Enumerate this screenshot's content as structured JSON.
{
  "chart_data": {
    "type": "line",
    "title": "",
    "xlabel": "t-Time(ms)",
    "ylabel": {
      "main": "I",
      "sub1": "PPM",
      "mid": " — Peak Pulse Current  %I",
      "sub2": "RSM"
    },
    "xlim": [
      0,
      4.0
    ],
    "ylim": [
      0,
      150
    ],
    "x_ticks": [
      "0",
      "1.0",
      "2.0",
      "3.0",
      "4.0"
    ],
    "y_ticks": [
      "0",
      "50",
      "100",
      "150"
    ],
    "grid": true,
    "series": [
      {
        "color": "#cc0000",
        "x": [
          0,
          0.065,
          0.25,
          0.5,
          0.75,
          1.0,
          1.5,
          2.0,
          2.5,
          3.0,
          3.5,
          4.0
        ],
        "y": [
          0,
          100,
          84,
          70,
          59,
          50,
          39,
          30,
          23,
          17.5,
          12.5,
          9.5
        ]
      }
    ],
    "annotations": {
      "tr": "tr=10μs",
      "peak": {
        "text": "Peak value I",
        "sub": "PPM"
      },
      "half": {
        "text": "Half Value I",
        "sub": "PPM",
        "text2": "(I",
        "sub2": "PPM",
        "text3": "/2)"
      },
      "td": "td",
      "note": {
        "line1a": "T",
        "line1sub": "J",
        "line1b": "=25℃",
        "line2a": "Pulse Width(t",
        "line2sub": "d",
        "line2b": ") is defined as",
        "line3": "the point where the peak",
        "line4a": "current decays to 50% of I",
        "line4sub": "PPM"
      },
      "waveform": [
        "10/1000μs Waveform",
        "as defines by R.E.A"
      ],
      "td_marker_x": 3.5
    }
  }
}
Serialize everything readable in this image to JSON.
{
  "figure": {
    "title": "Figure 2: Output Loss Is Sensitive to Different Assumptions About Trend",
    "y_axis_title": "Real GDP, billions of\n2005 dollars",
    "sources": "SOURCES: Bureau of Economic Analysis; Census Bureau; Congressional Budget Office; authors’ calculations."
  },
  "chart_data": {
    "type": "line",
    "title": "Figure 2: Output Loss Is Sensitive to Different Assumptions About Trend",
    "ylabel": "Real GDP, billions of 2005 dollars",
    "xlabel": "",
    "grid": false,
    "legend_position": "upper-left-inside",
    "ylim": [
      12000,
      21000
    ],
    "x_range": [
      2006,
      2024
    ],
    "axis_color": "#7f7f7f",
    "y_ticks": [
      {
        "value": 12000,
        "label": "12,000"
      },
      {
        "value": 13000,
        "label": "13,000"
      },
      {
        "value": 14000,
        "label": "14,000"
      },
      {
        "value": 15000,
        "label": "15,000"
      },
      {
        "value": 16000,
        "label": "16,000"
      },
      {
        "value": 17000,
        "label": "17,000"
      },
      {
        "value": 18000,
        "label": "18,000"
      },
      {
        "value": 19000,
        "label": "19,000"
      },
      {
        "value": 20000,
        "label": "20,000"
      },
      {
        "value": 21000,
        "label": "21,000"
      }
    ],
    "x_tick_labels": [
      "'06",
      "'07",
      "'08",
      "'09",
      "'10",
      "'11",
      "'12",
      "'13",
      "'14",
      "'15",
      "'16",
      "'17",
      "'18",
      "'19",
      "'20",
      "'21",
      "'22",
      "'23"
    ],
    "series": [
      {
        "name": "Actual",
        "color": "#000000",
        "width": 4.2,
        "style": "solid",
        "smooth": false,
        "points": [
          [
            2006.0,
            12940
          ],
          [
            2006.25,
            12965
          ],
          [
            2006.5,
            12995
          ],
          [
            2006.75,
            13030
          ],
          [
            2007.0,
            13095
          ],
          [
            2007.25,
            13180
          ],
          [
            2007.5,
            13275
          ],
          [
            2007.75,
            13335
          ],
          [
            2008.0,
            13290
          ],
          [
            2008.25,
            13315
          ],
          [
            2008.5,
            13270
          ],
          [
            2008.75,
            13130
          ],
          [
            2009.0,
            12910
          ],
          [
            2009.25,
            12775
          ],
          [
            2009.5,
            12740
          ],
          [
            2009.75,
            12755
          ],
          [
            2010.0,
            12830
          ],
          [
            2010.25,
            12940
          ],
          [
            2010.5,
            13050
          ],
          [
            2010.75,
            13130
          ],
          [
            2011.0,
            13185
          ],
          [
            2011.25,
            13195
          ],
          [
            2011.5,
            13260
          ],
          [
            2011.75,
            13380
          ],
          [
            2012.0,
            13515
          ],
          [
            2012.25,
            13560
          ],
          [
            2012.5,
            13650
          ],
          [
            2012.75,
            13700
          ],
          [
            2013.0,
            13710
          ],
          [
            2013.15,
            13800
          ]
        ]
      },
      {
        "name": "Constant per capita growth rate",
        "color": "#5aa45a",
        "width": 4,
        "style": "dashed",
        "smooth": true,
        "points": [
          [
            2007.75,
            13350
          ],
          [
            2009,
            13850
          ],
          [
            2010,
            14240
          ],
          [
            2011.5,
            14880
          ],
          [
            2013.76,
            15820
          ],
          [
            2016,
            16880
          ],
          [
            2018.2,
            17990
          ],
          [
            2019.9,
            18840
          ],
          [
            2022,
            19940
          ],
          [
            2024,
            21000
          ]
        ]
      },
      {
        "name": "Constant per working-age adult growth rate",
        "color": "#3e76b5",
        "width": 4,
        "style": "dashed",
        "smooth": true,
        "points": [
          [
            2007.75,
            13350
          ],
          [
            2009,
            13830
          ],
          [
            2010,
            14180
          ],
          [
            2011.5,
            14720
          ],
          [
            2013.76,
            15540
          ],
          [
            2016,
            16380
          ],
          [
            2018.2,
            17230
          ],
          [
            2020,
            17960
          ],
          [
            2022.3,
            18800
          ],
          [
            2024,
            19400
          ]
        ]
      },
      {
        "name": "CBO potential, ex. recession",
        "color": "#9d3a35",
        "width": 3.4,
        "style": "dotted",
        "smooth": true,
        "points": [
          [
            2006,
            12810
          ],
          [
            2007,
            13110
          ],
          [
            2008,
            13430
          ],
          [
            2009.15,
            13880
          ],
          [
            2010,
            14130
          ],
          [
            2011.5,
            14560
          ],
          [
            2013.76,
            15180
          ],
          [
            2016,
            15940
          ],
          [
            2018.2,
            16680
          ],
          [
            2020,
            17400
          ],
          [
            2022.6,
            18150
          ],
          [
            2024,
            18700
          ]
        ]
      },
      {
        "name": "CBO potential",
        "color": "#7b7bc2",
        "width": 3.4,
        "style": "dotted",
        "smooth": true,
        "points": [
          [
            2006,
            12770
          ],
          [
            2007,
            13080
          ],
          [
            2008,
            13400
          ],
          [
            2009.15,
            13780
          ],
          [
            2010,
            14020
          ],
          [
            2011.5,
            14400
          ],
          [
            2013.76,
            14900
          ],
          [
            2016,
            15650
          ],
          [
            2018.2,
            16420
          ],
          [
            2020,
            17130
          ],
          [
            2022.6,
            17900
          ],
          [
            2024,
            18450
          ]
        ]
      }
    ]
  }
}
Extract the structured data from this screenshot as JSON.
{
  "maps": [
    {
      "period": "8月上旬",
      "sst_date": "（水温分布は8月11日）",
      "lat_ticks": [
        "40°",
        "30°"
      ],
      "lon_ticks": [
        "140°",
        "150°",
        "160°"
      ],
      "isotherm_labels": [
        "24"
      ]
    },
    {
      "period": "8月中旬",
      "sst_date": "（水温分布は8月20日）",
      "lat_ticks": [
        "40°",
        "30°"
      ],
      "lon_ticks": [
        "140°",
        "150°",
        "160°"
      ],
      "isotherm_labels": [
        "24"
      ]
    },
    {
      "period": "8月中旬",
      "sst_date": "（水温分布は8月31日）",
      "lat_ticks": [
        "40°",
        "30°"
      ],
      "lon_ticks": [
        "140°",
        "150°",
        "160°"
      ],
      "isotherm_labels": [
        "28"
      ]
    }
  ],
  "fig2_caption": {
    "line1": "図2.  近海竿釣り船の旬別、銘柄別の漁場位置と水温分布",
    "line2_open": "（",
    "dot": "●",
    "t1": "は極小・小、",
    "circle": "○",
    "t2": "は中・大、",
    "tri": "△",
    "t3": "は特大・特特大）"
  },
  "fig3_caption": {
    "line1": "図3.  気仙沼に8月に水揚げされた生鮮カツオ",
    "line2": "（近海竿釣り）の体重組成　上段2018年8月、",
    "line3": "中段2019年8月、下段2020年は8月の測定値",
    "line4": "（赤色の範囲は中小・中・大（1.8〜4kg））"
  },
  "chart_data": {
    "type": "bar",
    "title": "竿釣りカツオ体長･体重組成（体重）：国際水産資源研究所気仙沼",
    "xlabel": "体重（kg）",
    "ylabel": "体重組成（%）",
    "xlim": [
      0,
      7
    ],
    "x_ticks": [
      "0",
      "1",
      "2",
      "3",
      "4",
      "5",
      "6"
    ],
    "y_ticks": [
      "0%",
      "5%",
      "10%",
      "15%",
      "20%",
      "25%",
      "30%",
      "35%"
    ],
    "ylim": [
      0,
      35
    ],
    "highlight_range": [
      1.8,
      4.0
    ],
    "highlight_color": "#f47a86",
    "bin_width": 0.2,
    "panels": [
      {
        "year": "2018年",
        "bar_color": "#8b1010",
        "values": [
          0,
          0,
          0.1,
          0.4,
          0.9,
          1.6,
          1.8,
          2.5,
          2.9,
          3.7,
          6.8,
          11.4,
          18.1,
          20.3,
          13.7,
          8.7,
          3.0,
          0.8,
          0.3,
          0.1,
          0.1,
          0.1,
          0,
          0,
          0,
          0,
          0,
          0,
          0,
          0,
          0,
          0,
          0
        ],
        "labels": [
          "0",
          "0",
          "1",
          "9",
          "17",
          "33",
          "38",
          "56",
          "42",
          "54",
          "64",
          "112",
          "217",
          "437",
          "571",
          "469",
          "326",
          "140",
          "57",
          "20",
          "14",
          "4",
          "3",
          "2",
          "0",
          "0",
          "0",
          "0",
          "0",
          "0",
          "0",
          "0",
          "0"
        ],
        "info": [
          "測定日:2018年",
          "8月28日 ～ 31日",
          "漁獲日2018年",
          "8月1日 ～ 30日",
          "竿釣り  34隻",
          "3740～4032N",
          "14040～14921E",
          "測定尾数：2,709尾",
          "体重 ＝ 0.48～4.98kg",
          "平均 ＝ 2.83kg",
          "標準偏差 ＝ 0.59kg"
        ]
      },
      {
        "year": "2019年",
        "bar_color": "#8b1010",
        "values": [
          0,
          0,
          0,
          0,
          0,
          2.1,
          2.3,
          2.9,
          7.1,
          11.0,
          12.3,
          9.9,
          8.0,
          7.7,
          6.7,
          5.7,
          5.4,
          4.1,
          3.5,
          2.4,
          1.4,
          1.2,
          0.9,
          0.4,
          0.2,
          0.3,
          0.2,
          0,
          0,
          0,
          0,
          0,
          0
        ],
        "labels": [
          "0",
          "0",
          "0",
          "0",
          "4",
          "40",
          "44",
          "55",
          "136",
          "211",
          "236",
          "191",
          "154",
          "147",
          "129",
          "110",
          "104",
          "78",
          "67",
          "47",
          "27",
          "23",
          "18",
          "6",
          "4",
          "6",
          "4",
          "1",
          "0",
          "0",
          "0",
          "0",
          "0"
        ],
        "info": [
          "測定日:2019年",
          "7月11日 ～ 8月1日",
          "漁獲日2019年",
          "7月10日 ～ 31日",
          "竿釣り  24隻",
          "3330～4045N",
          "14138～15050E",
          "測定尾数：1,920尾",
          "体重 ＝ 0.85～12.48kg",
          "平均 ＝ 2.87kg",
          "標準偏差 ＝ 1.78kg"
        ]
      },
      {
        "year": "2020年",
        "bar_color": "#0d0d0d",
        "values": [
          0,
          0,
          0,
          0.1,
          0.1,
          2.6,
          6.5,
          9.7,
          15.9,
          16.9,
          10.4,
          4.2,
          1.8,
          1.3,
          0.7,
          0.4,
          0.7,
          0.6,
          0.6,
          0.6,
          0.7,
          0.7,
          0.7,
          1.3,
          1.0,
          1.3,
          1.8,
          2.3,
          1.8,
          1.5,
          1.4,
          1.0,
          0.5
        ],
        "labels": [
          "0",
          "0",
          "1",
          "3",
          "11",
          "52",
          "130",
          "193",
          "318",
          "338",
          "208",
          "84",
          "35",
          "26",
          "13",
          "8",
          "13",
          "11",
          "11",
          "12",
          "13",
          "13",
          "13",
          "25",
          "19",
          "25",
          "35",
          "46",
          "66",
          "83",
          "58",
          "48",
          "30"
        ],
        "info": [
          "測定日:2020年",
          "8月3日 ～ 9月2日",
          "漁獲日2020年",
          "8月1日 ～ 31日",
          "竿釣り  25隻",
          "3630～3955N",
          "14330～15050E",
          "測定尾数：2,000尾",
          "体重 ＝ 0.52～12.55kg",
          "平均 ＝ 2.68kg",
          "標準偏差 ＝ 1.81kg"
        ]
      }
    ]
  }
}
++++++++
What needs to be done →
Search the data for the string "growth" and copy each line where it appears.

Answer to the exercise →
        "name": "Constant per capita growth rate",
        "name": "Constant per working-age adult growth rate",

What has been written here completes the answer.